(Stored items from a collection)
_ _ _ _ _ _ _

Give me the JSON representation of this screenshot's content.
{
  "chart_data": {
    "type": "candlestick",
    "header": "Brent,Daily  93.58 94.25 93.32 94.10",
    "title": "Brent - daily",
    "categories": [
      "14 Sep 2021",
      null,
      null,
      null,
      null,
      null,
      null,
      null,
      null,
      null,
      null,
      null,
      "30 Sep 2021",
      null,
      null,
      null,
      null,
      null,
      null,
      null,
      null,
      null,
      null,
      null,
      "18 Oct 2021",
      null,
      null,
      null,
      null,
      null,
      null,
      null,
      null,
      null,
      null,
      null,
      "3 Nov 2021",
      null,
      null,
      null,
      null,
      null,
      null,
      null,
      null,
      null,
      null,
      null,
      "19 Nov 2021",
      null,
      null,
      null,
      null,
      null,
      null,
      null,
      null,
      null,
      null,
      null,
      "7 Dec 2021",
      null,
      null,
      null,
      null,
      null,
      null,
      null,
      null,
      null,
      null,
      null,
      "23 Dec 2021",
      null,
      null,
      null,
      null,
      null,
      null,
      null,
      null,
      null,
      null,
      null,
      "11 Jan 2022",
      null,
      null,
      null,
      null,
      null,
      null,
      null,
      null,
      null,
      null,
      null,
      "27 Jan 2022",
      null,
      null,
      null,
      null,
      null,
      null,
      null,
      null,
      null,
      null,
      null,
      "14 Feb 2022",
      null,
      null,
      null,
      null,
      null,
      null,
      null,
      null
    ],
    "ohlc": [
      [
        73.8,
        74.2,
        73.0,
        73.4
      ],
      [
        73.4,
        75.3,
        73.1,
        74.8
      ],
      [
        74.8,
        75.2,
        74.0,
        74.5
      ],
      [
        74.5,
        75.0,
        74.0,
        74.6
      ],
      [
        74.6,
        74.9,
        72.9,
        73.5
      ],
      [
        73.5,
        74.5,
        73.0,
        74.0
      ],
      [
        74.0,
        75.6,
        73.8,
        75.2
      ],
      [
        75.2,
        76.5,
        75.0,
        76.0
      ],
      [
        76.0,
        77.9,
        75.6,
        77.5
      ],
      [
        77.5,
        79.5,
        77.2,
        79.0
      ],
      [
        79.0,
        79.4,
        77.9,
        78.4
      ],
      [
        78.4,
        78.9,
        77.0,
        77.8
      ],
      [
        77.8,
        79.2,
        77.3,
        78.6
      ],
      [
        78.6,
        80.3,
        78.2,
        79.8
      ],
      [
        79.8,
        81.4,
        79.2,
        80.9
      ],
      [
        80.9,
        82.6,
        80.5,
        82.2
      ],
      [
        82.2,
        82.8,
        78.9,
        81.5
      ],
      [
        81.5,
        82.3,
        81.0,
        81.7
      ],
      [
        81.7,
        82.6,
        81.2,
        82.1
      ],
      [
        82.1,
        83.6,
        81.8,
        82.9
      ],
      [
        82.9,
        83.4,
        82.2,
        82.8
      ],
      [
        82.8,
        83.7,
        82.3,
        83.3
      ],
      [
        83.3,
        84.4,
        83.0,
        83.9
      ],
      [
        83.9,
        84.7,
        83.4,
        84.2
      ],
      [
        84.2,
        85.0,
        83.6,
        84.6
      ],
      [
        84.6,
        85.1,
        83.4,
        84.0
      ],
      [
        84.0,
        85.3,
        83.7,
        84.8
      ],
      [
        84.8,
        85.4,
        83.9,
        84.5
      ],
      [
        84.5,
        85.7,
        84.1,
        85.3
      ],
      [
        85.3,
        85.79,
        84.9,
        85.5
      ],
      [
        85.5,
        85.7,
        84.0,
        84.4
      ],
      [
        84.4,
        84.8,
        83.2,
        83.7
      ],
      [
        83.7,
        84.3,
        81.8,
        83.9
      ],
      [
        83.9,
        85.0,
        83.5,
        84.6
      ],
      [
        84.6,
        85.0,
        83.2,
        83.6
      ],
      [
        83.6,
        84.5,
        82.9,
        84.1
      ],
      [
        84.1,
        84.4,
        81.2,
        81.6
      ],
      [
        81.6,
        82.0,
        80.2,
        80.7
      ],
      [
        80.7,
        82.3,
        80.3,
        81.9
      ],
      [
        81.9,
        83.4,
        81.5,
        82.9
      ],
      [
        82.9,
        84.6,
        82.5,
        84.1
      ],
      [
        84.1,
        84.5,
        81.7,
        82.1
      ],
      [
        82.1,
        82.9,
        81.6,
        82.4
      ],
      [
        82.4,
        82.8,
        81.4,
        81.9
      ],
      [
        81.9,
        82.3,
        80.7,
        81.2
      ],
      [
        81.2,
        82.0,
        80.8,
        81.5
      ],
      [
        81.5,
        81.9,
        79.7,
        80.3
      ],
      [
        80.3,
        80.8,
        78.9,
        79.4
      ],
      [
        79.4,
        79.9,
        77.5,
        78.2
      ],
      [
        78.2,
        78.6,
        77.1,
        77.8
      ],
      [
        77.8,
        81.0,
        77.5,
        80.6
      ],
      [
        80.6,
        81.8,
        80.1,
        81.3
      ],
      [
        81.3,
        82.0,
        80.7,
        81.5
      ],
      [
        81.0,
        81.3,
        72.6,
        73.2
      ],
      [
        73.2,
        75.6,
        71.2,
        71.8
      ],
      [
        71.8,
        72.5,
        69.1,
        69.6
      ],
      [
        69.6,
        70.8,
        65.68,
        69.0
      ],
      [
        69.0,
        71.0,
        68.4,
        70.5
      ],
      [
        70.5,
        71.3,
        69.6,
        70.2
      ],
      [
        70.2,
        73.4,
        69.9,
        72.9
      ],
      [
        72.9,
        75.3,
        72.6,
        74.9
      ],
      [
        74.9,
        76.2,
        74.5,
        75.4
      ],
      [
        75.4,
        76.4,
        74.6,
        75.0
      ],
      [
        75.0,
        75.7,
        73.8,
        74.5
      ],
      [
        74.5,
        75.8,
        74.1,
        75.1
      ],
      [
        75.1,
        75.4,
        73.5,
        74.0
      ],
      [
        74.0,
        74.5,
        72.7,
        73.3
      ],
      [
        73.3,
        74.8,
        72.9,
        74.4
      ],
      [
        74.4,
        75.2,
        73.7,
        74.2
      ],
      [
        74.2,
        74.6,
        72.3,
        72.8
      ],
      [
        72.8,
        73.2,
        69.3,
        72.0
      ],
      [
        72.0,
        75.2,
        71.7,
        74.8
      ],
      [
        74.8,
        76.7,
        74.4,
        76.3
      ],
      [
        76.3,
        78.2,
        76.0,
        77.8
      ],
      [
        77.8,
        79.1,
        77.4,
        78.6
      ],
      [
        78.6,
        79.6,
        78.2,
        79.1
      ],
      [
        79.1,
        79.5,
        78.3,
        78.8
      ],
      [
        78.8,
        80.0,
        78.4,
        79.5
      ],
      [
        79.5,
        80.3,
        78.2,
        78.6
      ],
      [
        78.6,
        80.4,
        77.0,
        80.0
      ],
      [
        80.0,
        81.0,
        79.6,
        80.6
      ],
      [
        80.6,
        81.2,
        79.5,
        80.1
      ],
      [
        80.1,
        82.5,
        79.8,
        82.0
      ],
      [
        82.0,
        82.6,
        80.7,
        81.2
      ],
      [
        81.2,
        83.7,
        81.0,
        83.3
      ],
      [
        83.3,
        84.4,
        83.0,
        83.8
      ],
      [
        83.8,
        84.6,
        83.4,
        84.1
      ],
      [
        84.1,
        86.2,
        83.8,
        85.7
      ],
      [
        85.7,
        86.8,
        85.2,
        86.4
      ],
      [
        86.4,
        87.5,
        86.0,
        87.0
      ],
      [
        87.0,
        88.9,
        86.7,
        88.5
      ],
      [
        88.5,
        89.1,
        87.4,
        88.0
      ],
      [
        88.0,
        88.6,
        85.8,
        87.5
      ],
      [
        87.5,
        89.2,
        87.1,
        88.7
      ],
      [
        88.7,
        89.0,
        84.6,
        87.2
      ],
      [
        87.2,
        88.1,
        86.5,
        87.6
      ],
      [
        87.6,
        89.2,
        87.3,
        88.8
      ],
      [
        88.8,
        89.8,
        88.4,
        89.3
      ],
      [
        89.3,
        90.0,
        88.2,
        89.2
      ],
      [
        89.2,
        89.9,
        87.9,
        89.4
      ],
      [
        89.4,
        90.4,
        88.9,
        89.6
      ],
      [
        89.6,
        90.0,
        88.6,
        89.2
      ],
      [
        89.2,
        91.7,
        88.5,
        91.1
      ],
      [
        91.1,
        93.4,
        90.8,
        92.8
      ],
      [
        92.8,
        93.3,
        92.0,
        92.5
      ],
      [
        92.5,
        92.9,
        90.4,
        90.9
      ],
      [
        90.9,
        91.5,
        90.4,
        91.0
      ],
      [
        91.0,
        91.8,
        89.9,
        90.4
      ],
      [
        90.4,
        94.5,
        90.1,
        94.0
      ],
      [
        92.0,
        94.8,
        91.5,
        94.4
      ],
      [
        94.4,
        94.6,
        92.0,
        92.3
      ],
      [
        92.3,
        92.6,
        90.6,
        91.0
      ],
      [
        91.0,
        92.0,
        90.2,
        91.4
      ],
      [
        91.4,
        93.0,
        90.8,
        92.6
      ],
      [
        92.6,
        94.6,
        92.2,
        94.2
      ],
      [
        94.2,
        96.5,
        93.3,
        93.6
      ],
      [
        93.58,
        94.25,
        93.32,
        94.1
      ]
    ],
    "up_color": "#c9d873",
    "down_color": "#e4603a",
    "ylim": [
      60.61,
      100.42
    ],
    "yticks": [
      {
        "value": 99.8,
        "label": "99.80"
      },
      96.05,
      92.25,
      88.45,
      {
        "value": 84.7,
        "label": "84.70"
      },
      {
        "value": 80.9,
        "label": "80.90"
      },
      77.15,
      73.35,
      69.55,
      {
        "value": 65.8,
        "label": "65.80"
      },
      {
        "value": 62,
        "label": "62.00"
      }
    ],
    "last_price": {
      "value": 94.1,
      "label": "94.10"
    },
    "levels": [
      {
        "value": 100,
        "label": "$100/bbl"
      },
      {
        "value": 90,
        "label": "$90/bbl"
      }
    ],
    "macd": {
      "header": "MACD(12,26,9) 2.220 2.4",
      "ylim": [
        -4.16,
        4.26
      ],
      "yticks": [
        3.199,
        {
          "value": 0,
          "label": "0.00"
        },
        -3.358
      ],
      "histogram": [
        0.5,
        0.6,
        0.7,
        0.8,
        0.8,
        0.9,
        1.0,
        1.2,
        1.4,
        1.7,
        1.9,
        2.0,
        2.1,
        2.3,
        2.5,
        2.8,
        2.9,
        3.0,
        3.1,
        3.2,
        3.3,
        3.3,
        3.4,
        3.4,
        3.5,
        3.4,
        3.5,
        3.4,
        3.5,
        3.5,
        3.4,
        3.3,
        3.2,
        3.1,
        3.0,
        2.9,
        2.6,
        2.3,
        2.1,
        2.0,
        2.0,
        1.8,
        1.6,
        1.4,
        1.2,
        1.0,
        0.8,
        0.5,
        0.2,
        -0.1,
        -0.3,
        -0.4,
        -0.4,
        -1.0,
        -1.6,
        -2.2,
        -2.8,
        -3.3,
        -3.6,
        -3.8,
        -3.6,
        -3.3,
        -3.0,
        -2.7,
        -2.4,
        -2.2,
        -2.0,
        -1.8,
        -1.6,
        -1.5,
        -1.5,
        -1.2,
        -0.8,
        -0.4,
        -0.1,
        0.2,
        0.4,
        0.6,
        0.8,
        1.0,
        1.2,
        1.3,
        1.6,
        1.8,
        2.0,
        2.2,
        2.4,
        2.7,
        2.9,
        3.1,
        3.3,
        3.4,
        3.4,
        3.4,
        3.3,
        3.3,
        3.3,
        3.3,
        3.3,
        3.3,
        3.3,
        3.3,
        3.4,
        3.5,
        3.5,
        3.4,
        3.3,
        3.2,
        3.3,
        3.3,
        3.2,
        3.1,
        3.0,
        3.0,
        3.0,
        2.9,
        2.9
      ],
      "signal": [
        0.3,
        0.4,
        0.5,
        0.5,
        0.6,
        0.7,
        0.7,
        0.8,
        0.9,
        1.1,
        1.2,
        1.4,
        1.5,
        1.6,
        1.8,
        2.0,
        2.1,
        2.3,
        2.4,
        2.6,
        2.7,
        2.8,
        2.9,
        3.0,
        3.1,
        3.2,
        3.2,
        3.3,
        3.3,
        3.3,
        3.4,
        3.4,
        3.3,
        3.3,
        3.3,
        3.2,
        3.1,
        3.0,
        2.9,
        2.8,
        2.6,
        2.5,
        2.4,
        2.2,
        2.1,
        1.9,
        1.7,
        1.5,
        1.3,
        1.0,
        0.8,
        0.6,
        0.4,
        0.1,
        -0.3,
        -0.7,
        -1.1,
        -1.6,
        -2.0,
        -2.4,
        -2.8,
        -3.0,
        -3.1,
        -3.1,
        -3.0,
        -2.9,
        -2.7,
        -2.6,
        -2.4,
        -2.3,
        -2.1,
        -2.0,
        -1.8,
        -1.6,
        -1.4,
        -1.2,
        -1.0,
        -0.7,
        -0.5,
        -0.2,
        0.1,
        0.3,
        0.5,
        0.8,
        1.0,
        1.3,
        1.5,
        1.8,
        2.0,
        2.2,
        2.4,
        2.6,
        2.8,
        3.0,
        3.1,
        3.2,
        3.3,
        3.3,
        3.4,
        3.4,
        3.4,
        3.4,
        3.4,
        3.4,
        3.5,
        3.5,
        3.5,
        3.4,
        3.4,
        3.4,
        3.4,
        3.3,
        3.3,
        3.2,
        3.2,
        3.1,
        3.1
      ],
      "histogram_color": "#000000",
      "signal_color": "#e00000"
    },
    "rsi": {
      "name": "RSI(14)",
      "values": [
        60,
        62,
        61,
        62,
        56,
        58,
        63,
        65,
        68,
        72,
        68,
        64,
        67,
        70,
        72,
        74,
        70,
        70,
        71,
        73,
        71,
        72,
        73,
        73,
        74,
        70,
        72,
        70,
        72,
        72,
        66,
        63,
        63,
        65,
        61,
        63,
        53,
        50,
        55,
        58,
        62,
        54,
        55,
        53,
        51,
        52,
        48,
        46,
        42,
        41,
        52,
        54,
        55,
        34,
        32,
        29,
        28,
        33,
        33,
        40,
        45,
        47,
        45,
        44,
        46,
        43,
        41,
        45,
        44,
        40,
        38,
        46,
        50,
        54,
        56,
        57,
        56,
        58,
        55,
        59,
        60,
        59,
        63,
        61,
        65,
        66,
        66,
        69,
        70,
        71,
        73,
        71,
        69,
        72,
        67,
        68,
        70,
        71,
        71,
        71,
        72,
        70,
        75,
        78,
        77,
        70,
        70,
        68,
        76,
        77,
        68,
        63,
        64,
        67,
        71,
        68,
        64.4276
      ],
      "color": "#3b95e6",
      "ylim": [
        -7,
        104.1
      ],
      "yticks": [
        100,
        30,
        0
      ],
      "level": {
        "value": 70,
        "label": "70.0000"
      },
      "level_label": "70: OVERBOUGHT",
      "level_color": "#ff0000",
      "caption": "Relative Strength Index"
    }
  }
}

_ _ _ _ _ _ _

**Task**
Your task is to gather all lines from the entries above that hold the word "Brent".

**Written response**
    "header": "Brent,Daily  93.58 94.25 93.32 94.10",
    "title": "Brent - daily",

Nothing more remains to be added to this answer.